- [Description of the task]: In the entries that follow, how many lines contain "pevnost"? Answer with the number only.

[Dataset listings of figures]
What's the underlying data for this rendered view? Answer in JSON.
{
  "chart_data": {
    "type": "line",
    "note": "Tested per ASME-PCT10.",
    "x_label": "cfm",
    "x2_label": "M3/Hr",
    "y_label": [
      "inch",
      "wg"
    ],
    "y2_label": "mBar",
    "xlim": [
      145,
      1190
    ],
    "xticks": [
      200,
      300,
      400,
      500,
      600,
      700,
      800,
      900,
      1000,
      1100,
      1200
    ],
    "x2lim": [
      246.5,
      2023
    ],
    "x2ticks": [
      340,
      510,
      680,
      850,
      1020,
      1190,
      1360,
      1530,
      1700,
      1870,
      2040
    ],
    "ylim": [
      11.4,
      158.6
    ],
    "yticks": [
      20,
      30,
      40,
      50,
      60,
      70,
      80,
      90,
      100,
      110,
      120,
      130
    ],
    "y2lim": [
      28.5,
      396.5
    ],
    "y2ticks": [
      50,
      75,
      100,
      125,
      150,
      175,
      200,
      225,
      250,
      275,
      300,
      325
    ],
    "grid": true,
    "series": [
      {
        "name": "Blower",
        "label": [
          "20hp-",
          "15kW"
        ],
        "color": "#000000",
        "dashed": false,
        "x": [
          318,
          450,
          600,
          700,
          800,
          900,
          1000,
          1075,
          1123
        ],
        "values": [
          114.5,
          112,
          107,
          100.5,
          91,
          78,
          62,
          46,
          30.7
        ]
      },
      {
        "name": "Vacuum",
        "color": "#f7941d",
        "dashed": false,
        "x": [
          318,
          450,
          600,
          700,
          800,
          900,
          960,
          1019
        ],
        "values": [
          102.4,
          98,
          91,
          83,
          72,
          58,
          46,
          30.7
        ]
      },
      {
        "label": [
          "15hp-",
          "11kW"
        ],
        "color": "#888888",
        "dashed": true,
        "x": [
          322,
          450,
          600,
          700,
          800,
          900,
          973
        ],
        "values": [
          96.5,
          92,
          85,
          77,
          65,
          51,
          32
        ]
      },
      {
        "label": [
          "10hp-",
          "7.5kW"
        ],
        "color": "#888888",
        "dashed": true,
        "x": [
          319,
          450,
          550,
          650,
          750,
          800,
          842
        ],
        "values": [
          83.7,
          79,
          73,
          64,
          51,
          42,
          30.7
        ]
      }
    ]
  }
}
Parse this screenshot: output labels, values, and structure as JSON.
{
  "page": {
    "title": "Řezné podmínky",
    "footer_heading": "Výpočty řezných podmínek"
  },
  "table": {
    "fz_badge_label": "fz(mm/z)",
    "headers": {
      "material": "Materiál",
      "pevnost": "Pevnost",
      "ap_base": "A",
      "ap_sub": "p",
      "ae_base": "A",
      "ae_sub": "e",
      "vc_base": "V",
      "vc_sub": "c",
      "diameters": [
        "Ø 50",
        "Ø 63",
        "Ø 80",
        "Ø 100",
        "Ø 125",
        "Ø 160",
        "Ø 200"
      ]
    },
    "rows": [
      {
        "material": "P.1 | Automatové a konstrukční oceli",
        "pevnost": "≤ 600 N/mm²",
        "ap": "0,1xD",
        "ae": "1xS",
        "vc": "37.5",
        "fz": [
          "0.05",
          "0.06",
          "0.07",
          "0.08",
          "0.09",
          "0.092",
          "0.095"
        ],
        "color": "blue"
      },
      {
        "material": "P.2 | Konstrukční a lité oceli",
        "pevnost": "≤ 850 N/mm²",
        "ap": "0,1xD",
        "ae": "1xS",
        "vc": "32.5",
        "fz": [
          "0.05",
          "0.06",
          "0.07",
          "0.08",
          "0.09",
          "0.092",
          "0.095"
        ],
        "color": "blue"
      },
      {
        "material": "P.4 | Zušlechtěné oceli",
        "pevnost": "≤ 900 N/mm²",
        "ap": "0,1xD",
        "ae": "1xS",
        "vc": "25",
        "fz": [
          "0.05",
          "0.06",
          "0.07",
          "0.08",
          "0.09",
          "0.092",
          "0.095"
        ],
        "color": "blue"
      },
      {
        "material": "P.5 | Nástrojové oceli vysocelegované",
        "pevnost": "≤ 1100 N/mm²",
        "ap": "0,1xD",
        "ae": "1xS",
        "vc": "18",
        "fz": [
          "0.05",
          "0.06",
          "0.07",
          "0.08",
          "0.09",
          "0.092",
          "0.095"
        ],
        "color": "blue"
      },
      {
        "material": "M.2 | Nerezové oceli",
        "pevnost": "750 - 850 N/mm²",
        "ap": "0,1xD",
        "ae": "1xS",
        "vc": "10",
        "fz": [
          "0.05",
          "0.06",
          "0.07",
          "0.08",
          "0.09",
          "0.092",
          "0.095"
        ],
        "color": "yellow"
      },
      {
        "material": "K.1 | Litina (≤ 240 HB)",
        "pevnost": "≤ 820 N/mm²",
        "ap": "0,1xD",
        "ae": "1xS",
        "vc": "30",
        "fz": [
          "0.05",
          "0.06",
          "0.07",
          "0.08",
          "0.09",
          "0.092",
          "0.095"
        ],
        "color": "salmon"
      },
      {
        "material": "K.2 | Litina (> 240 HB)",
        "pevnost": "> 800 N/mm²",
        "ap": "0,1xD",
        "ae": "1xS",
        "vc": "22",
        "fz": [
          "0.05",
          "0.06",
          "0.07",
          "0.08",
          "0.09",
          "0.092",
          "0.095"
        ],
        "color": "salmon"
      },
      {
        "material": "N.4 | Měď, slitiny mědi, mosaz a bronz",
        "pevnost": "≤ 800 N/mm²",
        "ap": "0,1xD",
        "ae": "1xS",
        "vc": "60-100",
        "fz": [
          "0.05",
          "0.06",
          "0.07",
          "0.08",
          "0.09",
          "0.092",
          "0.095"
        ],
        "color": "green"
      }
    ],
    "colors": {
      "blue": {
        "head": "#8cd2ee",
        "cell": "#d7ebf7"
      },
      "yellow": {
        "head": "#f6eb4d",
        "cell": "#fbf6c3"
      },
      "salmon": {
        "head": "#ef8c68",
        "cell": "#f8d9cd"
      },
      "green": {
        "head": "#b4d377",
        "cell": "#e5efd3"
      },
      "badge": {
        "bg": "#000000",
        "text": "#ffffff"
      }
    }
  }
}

- [Written response]: 9